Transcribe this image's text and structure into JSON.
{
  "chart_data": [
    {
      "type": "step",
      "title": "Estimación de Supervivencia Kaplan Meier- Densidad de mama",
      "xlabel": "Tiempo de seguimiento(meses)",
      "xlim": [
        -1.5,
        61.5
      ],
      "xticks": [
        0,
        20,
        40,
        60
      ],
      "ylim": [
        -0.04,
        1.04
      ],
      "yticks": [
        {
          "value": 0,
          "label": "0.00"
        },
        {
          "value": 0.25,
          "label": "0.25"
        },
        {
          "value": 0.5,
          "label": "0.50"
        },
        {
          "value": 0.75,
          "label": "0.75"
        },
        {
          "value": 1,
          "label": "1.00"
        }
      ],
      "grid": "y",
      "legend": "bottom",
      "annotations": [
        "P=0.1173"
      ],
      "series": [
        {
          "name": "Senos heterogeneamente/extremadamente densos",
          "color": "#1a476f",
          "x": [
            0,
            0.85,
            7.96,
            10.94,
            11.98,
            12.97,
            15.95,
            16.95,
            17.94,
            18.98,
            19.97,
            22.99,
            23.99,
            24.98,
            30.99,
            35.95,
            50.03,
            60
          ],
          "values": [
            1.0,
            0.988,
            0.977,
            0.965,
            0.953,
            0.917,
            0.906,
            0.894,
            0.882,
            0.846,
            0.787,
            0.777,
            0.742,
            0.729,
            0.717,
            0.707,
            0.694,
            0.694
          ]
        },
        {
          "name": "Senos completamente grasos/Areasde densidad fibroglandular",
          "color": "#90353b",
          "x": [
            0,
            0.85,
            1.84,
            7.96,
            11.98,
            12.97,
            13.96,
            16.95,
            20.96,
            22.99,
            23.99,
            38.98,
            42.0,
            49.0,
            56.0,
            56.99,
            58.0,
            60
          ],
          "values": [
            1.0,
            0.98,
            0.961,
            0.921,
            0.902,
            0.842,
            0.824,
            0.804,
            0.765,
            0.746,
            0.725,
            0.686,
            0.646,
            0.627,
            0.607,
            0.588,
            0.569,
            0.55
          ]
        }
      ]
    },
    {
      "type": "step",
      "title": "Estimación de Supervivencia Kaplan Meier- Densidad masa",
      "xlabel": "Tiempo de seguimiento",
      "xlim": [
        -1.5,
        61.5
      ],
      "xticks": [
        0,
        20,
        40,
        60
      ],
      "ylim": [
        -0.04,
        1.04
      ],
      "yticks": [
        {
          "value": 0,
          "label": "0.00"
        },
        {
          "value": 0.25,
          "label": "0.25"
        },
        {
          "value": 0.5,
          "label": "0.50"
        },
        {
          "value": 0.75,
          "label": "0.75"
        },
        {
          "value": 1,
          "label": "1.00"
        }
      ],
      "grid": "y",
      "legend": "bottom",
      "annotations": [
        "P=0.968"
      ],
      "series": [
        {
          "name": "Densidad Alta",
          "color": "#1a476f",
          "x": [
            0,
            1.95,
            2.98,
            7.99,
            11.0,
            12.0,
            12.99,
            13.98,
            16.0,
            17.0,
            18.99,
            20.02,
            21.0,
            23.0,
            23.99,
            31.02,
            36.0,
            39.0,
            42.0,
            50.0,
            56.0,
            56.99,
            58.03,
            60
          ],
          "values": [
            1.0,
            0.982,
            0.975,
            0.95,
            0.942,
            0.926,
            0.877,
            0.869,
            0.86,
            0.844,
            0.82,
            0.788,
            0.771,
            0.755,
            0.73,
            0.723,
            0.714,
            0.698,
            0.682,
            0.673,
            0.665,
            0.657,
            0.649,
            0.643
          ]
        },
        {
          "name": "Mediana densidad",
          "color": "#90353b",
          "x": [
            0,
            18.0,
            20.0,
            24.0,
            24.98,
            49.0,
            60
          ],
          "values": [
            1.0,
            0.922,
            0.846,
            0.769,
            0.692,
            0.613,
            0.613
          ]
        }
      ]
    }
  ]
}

|---|

- **STATED TASK**
Copy every line of the records word for word.

- **ANSWER BELOW**
Transcribe this image's text and structure into JSON.
{
  "chart_data": [
    {
      "type": "step",
      "title": "Estimación de Supervivencia Kaplan Meier- Densidad de mama",
      "xlabel": "Tiempo de seguimiento(meses)",
      "xlim": [
        -1.5,
        61.5
      ],
      "xticks": [
        0,
        20,
        40,
        60
      ],
      "ylim": [
        -0.04,
        1.04
      ],
      "yticks": [
        {
          "value": 0,
          "label": "0.00"
        },
        {
          "value": 0.25,
          "label": "0.25"
        },
        {
          "value": 0.5,
          "label": "0.50"
        },
        {
          "value": 0.75,
          "label": "0.75"
        },
        {
          "value": 1,
          "label": "1.00"
        }
      ],
      "grid": "y",
      "legend": "bottom",
      "annotations": [
        "P=0.1173"
      ],
      "series": [
        {
          "name": "Senos heterogeneamente/extremadamente densos",
          "color": "#1a476f",
          "x": [
            0,
            0.85,
            7.96,
            10.94,
            11.98,
            12.97,
            15.95,
            16.95,
            17.94,
            18.98,
            19.97,
            22.99,
            23.99,
            24.98,
            30.99,
            35.95,
            50.03,
            60
          ],
          "values": [
            1.0,
            0.988,
            0.977,
            0.965,
            0.953,
            0.917,
            0.906,
            0.894,
            0.882,
            0.846,
            0.787,
            0.777,
            0.742,
            0.729,
            0.717,
            0.707,
            0.694,
            0.694
          ]
        },
        {
          "name": "Senos completamente grasos/Areasde densidad fibroglandular",
          "color": "#90353b",
          "x": [
            0,
            0.85,
            1.84,
            7.96,
            11.98,
            12.97,
            13.96,
            16.95,
            20.96,
            22.99,
            23.99,
            38.98,
            42.0,
            49.0,
            56.0,
            56.99,
            58.0,
            60
          ],
          "values": [
            1.0,
            0.98,
            0.961,
            0.921,
            0.902,
            0.842,
            0.824,
            0.804,
            0.765,
            0.746,
            0.725,
            0.686,
            0.646,
            0.627,
            0.607,
            0.588,
            0.569,
            0.55
          ]
        }
      ]
    },
    {
      "type": "step",
      "title": "Estimación de Supervivencia Kaplan Meier- Densidad masa",
      "xlabel": "Tiempo de seguimiento",
      "xlim": [
        -1.5,
        61.5
      ],
      "xticks": [
        0,
        20,
        40,
        60
      ],
      "ylim": [
        -0.04,
        1.04
      ],
      "yticks": [
        {
          "value": 0,
          "label": "0.00"
        },
        {
          "value": 0.25,
          "label": "0.25"
        },
        {
          "value": 0.5,
          "label": "0.50"
        },
        {
          "value": 0.75,
          "label": "0.75"
        },
        {
          "value": 1,
          "label": "1.00"
        }
      ],
      "grid": "y",
      "legend": "bottom",
      "annotations": [
        "P=0.968"
      ],
      "series": [
        {
          "name": "Densidad Alta",
          "color": "#1a476f",
          "x": [
            0,
            1.95,
            2.98,
            7.99,
            11.0,
            12.0,
            12.99,
            13.98,
            16.0,
            17.0,
            18.99,
            20.02,
            21.0,
            23.0,
            23.99,
            31.02,
            36.0,
            39.0,
            42.0,
            50.0,
            56.0,
            56.99,
            58.03,
            60
          ],
          "values": [
            1.0,
            0.982,
            0.975,
            0.95,
            0.942,
            0.926,
            0.877,
            0.869,
            0.86,
            0.844,
            0.82,
            0.788,
            0.771,
            0.755,
            0.73,
            0.723,
            0.714,
            0.698,
            0.682,
            0.673,
            0.665,
            0.657,
            0.649,
            0.643
          ]
        },
        {
          "name": "Mediana densidad",
          "color": "#90353b",
          "x": [
            0,
            18.0,
            20.0,
            24.0,
            24.98,
            49.0,
            60
          ],
          "values": [
            1.0,
            0.922,
            0.846,
            0.769,
            0.692,
            0.613,
            0.613
          ]
        }
      ]
    }
  ]
}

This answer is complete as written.